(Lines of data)
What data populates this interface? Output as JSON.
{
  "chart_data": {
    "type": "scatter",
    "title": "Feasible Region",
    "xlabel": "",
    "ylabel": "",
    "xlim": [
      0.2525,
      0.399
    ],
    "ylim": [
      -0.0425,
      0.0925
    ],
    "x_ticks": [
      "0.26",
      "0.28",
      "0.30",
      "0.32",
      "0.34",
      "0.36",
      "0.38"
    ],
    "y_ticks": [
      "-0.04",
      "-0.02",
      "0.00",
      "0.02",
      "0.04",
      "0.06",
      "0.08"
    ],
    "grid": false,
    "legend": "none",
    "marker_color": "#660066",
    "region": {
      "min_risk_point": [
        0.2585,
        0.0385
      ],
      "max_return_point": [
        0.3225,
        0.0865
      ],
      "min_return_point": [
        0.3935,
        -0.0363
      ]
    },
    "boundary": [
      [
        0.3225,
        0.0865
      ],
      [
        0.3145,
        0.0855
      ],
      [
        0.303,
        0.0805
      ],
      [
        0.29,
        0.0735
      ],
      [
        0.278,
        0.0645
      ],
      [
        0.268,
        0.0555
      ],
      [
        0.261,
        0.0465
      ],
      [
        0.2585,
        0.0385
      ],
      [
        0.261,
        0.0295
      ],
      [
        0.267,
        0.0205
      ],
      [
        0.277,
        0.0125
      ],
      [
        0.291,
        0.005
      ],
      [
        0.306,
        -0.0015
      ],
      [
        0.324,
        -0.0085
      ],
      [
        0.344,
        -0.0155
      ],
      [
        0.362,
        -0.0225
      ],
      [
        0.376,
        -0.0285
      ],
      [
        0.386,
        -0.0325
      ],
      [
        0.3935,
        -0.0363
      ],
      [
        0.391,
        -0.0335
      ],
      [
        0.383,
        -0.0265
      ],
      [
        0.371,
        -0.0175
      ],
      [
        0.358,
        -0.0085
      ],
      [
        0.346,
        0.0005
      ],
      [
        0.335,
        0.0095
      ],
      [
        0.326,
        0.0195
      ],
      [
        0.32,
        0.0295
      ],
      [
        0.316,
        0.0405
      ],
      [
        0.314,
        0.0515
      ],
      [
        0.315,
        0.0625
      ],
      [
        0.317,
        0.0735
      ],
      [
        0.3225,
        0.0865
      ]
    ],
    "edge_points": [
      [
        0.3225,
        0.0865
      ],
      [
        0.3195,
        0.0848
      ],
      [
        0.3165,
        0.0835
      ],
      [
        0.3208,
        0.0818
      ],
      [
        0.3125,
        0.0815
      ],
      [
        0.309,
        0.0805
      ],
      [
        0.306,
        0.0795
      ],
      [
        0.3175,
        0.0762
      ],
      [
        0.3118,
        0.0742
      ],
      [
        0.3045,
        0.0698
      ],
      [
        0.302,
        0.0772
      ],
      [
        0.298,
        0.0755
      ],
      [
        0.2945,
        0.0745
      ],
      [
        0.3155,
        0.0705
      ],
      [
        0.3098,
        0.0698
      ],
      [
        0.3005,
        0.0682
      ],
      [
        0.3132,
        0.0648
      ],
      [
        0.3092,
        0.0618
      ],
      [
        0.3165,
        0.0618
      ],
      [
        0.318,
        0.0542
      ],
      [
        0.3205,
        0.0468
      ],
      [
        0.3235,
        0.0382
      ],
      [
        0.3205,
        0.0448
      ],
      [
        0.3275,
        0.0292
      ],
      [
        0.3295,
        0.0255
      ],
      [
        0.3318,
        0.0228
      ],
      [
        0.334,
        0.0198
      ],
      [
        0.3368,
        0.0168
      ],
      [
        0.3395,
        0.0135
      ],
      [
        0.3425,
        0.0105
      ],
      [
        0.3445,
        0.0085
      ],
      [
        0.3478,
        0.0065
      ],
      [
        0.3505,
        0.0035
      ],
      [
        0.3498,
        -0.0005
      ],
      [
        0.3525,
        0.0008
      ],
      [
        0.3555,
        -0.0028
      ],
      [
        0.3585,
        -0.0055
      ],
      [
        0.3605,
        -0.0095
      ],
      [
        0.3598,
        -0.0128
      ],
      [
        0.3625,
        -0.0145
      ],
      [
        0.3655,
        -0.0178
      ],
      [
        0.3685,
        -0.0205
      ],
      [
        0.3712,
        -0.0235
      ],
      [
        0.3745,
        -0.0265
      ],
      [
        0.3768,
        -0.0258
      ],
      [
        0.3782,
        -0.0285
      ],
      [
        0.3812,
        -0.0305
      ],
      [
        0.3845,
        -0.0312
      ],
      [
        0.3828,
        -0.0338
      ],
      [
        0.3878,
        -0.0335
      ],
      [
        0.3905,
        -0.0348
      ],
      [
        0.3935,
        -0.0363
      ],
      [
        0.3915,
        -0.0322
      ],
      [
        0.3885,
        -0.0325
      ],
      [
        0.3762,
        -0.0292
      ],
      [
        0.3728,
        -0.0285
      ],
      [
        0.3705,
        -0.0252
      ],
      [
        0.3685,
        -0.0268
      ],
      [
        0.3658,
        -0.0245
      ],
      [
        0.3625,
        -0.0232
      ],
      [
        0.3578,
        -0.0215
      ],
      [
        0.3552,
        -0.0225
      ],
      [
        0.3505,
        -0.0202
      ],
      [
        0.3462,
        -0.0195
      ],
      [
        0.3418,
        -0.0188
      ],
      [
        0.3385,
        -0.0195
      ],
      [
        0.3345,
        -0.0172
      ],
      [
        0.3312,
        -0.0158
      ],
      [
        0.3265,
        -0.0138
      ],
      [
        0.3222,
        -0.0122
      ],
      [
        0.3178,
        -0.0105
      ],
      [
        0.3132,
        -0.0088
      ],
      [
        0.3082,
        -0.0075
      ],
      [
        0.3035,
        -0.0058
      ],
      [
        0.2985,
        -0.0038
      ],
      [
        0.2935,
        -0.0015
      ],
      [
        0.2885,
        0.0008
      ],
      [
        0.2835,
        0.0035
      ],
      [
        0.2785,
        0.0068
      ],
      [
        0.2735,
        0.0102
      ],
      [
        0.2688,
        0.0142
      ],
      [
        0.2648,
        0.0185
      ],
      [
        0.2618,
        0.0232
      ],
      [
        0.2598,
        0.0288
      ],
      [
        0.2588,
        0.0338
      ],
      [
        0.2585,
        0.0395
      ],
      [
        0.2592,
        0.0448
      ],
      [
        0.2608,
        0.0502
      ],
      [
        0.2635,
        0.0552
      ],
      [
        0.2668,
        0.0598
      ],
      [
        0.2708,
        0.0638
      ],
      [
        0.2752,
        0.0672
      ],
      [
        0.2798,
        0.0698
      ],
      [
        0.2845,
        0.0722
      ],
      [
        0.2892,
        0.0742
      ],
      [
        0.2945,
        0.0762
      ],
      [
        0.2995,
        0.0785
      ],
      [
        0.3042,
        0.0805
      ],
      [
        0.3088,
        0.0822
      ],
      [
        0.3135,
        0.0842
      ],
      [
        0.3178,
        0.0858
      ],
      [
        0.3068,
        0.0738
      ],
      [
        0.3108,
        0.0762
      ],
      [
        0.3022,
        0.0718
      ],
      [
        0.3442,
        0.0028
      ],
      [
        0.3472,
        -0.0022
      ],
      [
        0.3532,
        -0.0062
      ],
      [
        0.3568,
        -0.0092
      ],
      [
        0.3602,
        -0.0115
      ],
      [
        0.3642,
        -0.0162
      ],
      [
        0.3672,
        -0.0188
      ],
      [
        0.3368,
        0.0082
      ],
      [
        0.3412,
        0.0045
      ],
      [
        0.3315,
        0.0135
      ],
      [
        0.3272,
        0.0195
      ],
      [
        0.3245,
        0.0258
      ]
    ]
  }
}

= The problem =
Reproduce all data above, unchanged.

= Written response =
What data populates this interface? Output as JSON.
{
  "chart_data": {
    "type": "scatter",
    "title": "Feasible Region",
    "xlabel": "",
    "ylabel": "",
    "xlim": [
      0.2525,
      0.399
    ],
    "ylim": [
      -0.0425,
      0.0925
    ],
    "x_ticks": [
      "0.26",
      "0.28",
      "0.30",
      "0.32",
      "0.34",
      "0.36",
      "0.38"
    ],
    "y_ticks": [
      "-0.04",
      "-0.02",
      "0.00",
      "0.02",
      "0.04",
      "0.06",
      "0.08"
    ],
    "grid": false,
    "legend": "none",
    "marker_color": "#660066",
    "region": {
      "min_risk_point": [
        0.2585,
        0.0385
      ],
      "max_return_point": [
        0.3225,
        0.0865
      ],
      "min_return_point": [
        0.3935,
        -0.0363
      ]
    },
    "boundary": [
      [
        0.3225,
        0.0865
      ],
      [
        0.3145,
        0.0855
      ],
      [
        0.303,
        0.0805
      ],
      [
        0.29,
        0.0735
      ],
      [
        0.278,
        0.0645
      ],
      [
        0.268,
        0.0555
      ],
      [
        0.261,
        0.0465
      ],
      [
        0.2585,
        0.0385
      ],
      [
        0.261,
        0.0295
      ],
      [
        0.267,
        0.0205
      ],
      [
        0.277,
        0.0125
      ],
      [
        0.291,
        0.005
      ],
      [
        0.306,
        -0.0015
      ],
      [
        0.324,
        -0.0085
      ],
      [
        0.344,
        -0.0155
      ],
      [
        0.362,
        -0.0225
      ],
      [
        0.376,
        -0.0285
      ],
      [
        0.386,
        -0.0325
      ],
      [
        0.3935,
        -0.0363
      ],
      [
        0.391,
        -0.0335
      ],
      [
        0.383,
        -0.0265
      ],
      [
        0.371,
        -0.0175
      ],
      [
        0.358,
        -0.0085
      ],
      [
        0.346,
        0.0005
      ],
      [
        0.335,
        0.0095
      ],
      [
        0.326,
        0.0195
      ],
      [
        0.32,
        0.0295
      ],
      [
        0.316,
        0.0405
      ],
      [
        0.314,
        0.0515
      ],
      [
        0.315,
        0.0625
      ],
      [
        0.317,
        0.0735
      ],
      [
        0.3225,
        0.0865
      ]
    ],
    "edge_points": [
      [
        0.3225,
        0.0865
      ],
      [
        0.3195,
        0.0848
      ],
      [
        0.3165,
        0.0835
      ],
      [
        0.3208,
        0.0818
      ],
      [
        0.3125,
        0.0815
      ],
      [
        0.309,
        0.0805
      ],
      [
        0.306,
        0.0795
      ],
      [
        0.3175,
        0.0762
      ],
      [
        0.3118,
        0.0742
      ],
      [
        0.3045,
        0.0698
      ],
      [
        0.302,
        0.0772
      ],
      [
        0.298,
        0.0755
      ],
      [
        0.2945,
        0.0745
      ],
      [
        0.3155,
        0.0705
      ],
      [
        0.3098,
        0.0698
      ],
      [
        0.3005,
        0.0682
      ],
      [
        0.3132,
        0.0648
      ],
      [
        0.3092,
        0.0618
      ],
      [
        0.3165,
        0.0618
      ],
      [
        0.318,
        0.0542
      ],
      [
        0.3205,
        0.0468
      ],
      [
        0.3235,
        0.0382
      ],
      [
        0.3205,
        0.0448
      ],
      [
        0.3275,
        0.0292
      ],
      [
        0.3295,
        0.0255
      ],
      [
        0.3318,
        0.0228
      ],
      [
        0.334,
        0.0198
      ],
      [
        0.3368,
        0.0168
      ],
      [
        0.3395,
        0.0135
      ],
      [
        0.3425,
        0.0105
      ],
      [
        0.3445,
        0.0085
      ],
      [
        0.3478,
        0.0065
      ],
      [
        0.3505,
        0.0035
      ],
      [
        0.3498,
        -0.0005
      ],
      [
        0.3525,
        0.0008
      ],
      [
        0.3555,
        -0.0028
      ],
      [
        0.3585,
        -0.0055
      ],
      [
        0.3605,
        -0.0095
      ],
      [
        0.3598,
        -0.0128
      ],
      [
        0.3625,
        -0.0145
      ],
      [
        0.3655,
        -0.0178
      ],
      [
        0.3685,
        -0.0205
      ],
      [
        0.3712,
        -0.0235
      ],
      [
        0.3745,
        -0.0265
      ],
      [
        0.3768,
        -0.0258
      ],
      [
        0.3782,
        -0.0285
      ],
      [
        0.3812,
        -0.0305
      ],
      [
        0.3845,
        -0.0312
      ],
      [
        0.3828,
        -0.0338
      ],
      [
        0.3878,
        -0.0335
      ],
      [
        0.3905,
        -0.0348
      ],
      [
        0.3935,
        -0.0363
      ],
      [
        0.3915,
        -0.0322
      ],
      [
        0.3885,
        -0.0325
      ],
      [
        0.3762,
        -0.0292
      ],
      [
        0.3728,
        -0.0285
      ],
      [
        0.3705,
        -0.0252
      ],
      [
        0.3685,
        -0.0268
      ],
      [
        0.3658,
        -0.0245
      ],
      [
        0.3625,
        -0.0232
      ],
      [
        0.3578,
        -0.0215
      ],
      [
        0.3552,
        -0.0225
      ],
      [
        0.3505,
        -0.0202
      ],
      [
        0.3462,
        -0.0195
      ],
      [
        0.3418,
        -0.0188
      ],
      [
        0.3385,
        -0.0195
      ],
      [
        0.3345,
        -0.0172
      ],
      [
        0.3312,
        -0.0158
      ],
      [
        0.3265,
        -0.0138
      ],
      [
        0.3222,
        -0.0122
      ],
      [
        0.3178,
        -0.0105
      ],
      [
        0.3132,
        -0.0088
      ],
      [
        0.3082,
        -0.0075
      ],
      [
        0.3035,
        -0.0058
      ],
      [
        0.2985,
        -0.0038
      ],
      [
        0.2935,
        -0.0015
      ],
      [
        0.2885,
        0.0008
      ],
      [
        0.2835,
        0.0035
      ],
      [
        0.2785,
        0.0068
      ],
      [
        0.2735,
        0.0102
      ],
      [
        0.2688,
        0.0142
      ],
      [
        0.2648,
        0.0185
      ],
      [
        0.2618,
        0.0232
      ],
      [
        0.2598,
        0.0288
      ],
      [
        0.2588,
        0.0338
      ],
      [
        0.2585,
        0.0395
      ],
      [
        0.2592,
        0.0448
      ],
      [
        0.2608,
        0.0502
      ],
      [
        0.2635,
        0.0552
      ],
      [
        0.2668,
        0.0598
      ],
      [
        0.2708,
        0.0638
      ],
      [
        0.2752,
        0.0672
      ],
      [
        0.2798,
        0.0698
      ],
      [
        0.2845,
        0.0722
      ],
      [
        0.2892,
        0.0742
      ],
      [
        0.2945,
        0.0762
      ],
      [
        0.2995,
        0.0785
      ],
      [
        0.3042,
        0.0805
      ],
      [
        0.3088,
        0.0822
      ],
      [
        0.3135,
        0.0842
      ],
      [
        0.3178,
        0.0858
      ],
      [
        0.3068,
        0.0738
      ],
      [
        0.3108,
        0.0762
      ],
      [
        0.3022,
        0.0718
      ],
      [
        0.3442,
        0.0028
      ],
      [
        0.3472,
        -0.0022
      ],
      [
        0.3532,
        -0.0062
      ],
      [
        0.3568,
        -0.0092
      ],
      [
        0.3602,
        -0.0115
      ],
      [
        0.3642,
        -0.0162
      ],
      [
        0.3672,
        -0.0188
      ],
      [
        0.3368,
        0.0082
      ],
      [
        0.3412,
        0.0045
      ],
      [
        0.3315,
        0.0135
      ],
      [
        0.3272,
        0.0195
      ],
      [
        0.3245,
        0.0258
      ]
    ]
  }
}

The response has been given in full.